------ LISTED ENTRIES

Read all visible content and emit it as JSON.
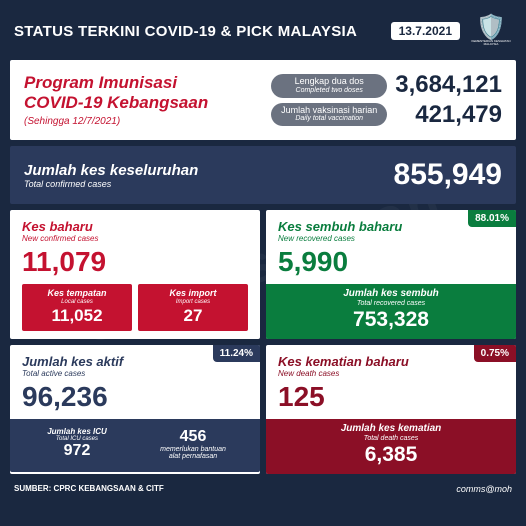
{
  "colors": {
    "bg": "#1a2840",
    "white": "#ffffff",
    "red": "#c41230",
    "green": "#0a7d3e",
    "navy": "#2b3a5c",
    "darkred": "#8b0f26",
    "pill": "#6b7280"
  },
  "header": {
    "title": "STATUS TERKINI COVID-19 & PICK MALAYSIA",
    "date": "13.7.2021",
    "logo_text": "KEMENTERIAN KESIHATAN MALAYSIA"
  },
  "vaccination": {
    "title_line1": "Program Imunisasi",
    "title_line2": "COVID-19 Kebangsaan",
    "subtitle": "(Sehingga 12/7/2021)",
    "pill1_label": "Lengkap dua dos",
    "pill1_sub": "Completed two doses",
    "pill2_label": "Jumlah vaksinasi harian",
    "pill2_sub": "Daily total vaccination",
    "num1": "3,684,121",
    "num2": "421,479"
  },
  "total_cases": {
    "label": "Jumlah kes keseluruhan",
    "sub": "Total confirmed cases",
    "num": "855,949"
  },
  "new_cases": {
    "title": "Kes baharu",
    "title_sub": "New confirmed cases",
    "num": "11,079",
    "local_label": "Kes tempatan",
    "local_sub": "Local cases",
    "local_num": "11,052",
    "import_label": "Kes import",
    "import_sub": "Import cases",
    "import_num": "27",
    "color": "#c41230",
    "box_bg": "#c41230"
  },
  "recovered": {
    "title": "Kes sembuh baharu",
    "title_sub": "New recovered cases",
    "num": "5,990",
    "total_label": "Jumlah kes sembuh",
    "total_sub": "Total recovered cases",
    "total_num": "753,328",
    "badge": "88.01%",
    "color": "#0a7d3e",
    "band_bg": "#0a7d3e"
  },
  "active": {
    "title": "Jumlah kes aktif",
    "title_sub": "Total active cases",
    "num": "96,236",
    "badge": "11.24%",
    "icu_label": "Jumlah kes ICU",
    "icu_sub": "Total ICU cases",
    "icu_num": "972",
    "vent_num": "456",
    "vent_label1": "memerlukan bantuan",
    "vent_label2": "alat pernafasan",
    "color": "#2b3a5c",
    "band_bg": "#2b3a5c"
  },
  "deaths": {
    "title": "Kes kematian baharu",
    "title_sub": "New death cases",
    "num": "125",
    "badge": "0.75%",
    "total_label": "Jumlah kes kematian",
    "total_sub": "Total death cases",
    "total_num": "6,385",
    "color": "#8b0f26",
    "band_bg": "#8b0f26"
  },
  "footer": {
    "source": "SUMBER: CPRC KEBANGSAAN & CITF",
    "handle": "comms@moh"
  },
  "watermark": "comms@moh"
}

------------
------ LISTED ENTRIES

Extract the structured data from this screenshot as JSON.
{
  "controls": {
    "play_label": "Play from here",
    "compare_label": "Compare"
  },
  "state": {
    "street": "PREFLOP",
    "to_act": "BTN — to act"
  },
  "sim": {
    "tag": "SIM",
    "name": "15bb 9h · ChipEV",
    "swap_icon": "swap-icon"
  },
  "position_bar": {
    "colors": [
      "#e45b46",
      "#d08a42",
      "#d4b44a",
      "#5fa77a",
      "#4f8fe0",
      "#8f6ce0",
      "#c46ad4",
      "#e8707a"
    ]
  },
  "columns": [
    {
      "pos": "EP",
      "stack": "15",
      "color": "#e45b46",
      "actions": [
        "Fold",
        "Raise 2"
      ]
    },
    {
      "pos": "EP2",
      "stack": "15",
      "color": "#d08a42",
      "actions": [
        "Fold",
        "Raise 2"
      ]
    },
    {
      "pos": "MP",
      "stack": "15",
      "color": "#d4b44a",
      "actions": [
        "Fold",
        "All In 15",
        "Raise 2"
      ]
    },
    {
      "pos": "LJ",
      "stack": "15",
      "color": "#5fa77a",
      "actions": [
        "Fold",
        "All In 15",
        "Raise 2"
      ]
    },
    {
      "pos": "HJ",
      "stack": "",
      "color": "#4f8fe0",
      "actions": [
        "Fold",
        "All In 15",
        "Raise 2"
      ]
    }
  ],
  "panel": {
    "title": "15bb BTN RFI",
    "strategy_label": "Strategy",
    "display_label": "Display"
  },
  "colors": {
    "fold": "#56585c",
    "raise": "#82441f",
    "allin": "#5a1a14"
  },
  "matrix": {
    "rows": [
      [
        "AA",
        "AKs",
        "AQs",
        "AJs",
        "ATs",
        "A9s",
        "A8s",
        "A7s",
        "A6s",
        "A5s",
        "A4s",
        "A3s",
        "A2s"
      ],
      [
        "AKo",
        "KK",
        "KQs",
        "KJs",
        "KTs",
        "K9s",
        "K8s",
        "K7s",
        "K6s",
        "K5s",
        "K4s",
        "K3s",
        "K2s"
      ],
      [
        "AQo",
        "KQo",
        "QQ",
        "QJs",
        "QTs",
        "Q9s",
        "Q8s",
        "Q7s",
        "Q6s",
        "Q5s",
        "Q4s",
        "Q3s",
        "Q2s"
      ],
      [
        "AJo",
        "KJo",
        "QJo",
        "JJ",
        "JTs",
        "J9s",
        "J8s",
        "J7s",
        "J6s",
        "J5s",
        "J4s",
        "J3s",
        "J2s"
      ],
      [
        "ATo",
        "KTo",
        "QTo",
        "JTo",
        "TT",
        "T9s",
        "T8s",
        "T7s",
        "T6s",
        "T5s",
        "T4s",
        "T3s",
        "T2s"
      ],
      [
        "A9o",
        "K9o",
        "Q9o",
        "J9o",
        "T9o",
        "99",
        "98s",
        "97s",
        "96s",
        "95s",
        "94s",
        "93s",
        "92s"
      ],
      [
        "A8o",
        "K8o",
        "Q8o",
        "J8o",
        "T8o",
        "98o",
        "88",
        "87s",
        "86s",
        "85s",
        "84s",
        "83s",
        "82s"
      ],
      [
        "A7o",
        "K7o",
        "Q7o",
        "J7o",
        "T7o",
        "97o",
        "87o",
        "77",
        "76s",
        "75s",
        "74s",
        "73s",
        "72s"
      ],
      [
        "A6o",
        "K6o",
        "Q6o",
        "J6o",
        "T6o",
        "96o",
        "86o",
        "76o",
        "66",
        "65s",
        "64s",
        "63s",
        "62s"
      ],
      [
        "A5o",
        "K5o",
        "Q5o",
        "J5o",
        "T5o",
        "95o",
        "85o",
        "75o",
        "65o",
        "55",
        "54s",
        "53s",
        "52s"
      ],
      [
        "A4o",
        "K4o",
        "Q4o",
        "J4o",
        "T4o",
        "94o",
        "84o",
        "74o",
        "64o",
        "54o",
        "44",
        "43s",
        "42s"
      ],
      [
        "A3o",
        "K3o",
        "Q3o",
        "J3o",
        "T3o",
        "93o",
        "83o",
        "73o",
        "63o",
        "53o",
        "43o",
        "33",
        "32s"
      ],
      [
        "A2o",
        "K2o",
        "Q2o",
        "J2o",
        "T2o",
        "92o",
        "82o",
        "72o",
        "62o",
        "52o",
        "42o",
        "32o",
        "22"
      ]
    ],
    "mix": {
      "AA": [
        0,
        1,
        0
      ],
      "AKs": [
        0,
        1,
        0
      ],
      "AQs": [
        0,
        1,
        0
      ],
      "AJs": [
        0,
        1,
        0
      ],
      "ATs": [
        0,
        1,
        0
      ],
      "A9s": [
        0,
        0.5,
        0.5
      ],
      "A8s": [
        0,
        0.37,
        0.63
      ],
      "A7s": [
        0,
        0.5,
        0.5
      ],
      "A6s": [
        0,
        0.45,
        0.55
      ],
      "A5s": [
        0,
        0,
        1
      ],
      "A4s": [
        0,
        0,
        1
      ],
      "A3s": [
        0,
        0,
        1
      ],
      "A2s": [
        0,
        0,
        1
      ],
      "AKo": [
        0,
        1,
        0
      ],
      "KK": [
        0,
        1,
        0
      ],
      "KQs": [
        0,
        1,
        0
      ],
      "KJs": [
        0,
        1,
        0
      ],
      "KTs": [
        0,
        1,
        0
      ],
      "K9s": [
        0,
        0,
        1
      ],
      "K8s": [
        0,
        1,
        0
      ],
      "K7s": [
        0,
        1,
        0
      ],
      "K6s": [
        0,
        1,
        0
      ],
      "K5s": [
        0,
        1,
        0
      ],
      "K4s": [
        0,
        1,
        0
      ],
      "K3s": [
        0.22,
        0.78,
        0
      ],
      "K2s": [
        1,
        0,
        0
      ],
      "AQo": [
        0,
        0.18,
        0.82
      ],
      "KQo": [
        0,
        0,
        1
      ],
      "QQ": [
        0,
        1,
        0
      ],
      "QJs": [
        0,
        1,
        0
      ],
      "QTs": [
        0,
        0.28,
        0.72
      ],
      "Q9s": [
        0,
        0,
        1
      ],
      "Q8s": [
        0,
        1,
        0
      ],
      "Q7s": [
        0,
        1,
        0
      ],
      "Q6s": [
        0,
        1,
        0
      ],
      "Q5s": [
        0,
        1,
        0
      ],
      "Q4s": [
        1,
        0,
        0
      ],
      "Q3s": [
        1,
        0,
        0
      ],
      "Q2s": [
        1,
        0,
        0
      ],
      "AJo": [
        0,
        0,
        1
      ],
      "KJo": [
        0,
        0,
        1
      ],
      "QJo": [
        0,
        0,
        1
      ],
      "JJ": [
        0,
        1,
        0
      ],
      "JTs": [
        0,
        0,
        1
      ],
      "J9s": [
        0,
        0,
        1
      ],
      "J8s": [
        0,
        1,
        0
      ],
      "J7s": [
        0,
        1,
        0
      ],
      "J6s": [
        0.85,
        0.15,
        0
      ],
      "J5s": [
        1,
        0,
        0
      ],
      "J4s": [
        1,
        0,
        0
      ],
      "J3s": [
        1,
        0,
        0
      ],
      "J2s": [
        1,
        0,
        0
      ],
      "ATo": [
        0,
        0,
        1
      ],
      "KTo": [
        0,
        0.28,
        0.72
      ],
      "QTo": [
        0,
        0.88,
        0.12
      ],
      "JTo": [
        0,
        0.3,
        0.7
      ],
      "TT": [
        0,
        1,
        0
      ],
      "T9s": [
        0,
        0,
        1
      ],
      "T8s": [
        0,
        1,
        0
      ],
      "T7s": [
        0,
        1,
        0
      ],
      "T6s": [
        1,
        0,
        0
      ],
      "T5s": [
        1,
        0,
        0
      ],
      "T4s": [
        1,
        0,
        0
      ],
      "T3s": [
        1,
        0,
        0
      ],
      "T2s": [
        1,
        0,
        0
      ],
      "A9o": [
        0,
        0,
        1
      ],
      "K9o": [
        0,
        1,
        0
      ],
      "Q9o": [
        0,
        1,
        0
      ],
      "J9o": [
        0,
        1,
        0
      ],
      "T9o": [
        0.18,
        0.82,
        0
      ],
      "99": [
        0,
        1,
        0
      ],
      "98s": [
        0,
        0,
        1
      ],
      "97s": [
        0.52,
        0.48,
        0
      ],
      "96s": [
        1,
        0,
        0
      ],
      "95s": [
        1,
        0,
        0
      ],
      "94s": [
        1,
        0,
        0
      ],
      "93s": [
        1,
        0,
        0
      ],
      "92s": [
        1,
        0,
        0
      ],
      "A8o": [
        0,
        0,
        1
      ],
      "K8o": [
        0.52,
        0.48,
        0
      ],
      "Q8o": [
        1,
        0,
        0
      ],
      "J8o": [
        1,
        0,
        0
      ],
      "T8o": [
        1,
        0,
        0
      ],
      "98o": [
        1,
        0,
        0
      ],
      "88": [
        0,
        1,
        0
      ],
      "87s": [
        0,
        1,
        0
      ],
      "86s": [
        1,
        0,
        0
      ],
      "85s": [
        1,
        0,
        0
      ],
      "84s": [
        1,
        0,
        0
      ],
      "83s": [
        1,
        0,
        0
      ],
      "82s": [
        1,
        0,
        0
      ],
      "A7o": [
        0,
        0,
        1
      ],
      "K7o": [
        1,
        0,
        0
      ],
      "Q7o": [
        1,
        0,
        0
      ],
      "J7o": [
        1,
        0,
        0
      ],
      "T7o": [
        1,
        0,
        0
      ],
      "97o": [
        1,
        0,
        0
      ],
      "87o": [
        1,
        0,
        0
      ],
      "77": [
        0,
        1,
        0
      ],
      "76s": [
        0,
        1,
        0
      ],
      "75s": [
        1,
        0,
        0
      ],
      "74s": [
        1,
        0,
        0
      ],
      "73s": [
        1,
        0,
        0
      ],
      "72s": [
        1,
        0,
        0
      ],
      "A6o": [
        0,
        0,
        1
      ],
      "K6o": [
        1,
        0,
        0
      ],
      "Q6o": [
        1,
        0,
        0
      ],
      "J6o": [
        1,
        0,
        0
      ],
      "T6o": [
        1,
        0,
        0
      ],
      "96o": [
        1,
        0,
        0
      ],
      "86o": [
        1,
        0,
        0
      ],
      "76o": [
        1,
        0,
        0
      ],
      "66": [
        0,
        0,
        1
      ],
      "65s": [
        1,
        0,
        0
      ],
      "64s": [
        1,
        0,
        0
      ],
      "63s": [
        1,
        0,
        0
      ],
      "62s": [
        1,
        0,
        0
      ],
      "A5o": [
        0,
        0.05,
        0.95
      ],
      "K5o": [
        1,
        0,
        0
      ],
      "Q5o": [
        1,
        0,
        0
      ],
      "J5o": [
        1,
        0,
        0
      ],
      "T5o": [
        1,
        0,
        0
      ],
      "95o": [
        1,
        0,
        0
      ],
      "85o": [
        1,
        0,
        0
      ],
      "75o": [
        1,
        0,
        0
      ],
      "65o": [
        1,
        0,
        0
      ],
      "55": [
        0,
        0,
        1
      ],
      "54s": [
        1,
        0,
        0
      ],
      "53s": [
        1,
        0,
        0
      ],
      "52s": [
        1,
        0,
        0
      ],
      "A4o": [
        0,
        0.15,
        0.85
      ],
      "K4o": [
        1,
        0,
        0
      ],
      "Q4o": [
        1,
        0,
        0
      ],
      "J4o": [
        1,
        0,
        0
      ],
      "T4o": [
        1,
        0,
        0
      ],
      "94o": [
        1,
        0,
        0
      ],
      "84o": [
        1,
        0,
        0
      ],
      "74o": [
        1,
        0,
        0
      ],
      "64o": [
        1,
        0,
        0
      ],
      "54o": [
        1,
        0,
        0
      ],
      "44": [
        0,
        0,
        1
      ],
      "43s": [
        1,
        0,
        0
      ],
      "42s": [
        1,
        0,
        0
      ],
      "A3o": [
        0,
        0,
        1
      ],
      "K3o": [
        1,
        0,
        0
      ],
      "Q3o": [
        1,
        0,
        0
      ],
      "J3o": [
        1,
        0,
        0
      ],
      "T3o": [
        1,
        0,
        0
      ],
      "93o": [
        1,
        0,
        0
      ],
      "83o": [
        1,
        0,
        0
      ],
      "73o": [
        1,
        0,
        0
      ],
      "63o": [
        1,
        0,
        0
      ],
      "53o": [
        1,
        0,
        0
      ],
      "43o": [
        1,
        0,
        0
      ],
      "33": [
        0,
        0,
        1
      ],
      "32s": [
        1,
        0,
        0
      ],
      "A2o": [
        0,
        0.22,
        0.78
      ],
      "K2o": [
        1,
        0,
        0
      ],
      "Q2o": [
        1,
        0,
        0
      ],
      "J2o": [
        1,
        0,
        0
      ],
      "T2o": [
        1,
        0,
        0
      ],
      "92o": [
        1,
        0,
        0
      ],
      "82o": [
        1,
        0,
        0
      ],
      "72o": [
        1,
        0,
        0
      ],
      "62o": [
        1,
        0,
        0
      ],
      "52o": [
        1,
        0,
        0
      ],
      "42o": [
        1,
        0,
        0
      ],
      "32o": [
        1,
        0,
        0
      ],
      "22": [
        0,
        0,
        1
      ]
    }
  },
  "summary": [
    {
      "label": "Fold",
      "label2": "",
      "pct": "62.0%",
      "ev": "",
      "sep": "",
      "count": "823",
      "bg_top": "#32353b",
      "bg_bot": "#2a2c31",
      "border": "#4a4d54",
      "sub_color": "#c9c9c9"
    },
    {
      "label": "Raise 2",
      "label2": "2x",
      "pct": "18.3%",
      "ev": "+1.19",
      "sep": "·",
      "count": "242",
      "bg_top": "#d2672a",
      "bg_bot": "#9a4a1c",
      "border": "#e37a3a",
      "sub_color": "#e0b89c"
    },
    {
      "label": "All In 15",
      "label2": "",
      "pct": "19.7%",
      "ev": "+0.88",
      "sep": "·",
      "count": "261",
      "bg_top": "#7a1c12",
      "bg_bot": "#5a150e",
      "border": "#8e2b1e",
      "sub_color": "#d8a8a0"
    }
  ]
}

------------

WORK TO DO ▸ Return every line from the records above that holds the word "sembuh".

ANSWER BELOW ▸
    "title": "Kes sembuh baharu",
    "total_label": "Jumlah kes sembuh",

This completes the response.